* _AIM OF THE EXERCISE_: Below is a block of records; repeat all of them exactly.

(Saved data entries)
────────────────

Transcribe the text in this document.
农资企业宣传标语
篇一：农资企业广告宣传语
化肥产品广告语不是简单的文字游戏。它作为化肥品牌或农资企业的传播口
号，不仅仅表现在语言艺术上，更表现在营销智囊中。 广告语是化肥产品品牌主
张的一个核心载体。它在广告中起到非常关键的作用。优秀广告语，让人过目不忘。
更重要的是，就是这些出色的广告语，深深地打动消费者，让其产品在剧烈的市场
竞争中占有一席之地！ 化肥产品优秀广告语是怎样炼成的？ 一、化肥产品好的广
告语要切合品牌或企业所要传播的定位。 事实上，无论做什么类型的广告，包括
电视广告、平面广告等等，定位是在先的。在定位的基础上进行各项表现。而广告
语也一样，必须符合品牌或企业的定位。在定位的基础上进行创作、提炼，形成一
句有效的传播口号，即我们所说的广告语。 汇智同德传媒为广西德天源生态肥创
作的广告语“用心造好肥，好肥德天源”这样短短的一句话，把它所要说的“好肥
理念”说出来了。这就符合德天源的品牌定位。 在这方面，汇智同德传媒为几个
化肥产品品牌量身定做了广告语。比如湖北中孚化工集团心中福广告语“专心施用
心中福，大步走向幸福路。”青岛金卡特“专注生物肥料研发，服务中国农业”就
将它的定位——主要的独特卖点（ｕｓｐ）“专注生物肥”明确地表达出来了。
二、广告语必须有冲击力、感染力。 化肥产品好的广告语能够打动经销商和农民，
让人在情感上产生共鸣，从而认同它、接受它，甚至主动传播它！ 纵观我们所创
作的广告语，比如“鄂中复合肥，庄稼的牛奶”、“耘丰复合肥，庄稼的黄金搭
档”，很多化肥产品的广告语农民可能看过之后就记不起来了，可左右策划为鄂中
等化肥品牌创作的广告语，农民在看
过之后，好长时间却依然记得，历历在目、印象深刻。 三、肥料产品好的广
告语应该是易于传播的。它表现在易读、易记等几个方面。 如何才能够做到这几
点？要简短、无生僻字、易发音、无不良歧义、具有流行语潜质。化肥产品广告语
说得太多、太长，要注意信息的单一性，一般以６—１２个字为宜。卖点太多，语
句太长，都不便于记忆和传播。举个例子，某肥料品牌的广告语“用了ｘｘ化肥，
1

────────────────

* _COMPLETED EXERCISE_:
Transcribe the text in this document.
农资企业宣传标语
篇一：农资企业广告宣传语
化肥产品广告语不是简单的文字游戏。它作为化肥品牌或农资企业的传播口
号，不仅仅表现在语言艺术上，更表现在营销智囊中。 广告语是化肥产品品牌主
张的一个核心载体。它在广告中起到非常关键的作用。优秀广告语，让人过目不忘。
更重要的是，就是这些出色的广告语，深深地打动消费者，让其产品在剧烈的市场
竞争中占有一席之地！ 化肥产品优秀广告语是怎样炼成的？ 一、化肥产品好的广
告语要切合品牌或企业所要传播的定位。 事实上，无论做什么类型的广告，包括
电视广告、平面广告等等，定位是在先的。在定位的基础上进行各项表现。而广告
语也一样，必须符合品牌或企业的定位。在定位的基础上进行创作、提炼，形成一
句有效的传播口号，即我们所说的广告语。 汇智同德传媒为广西德天源生态肥创
作的广告语“用心造好肥，好肥德天源”这样短短的一句话，把它所要说的“好肥
理念”说出来了。这就符合德天源的品牌定位。 在这方面，汇智同德传媒为几个
化肥产品品牌量身定做了广告语。比如湖北中孚化工集团心中福广告语“专心施用
心中福，大步走向幸福路。”青岛金卡特“专注生物肥料研发，服务中国农业”就
将它的定位——主要的独特卖点（ｕｓｐ）“专注生物肥”明确地表达出来了。
二、广告语必须有冲击力、感染力。 化肥产品好的广告语能够打动经销商和农民，
让人在情感上产生共鸣，从而认同它、接受它，甚至主动传播它！ 纵观我们所创
作的广告语，比如“鄂中复合肥，庄稼的牛奶”、“耘丰复合肥，庄稼的黄金搭
档”，很多化肥产品的广告语农民可能看过之后就记不起来了，可左右策划为鄂中
等化肥品牌创作的广告语，农民在看
过之后，好长时间却依然记得，历历在目、印象深刻。 三、肥料产品好的广
告语应该是易于传播的。它表现在易读、易记等几个方面。 如何才能够做到这几
点？要简短、无生僻字、易发音、无不良歧义、具有流行语潜质。化肥产品广告语
说得太多、太长，要注意信息的单一性，一般以６—１２个字为宜。卖点太多，语
句太长，都不便于记忆和传播。举个例子，某肥料品牌的广告语“用了ｘｘ化肥，
1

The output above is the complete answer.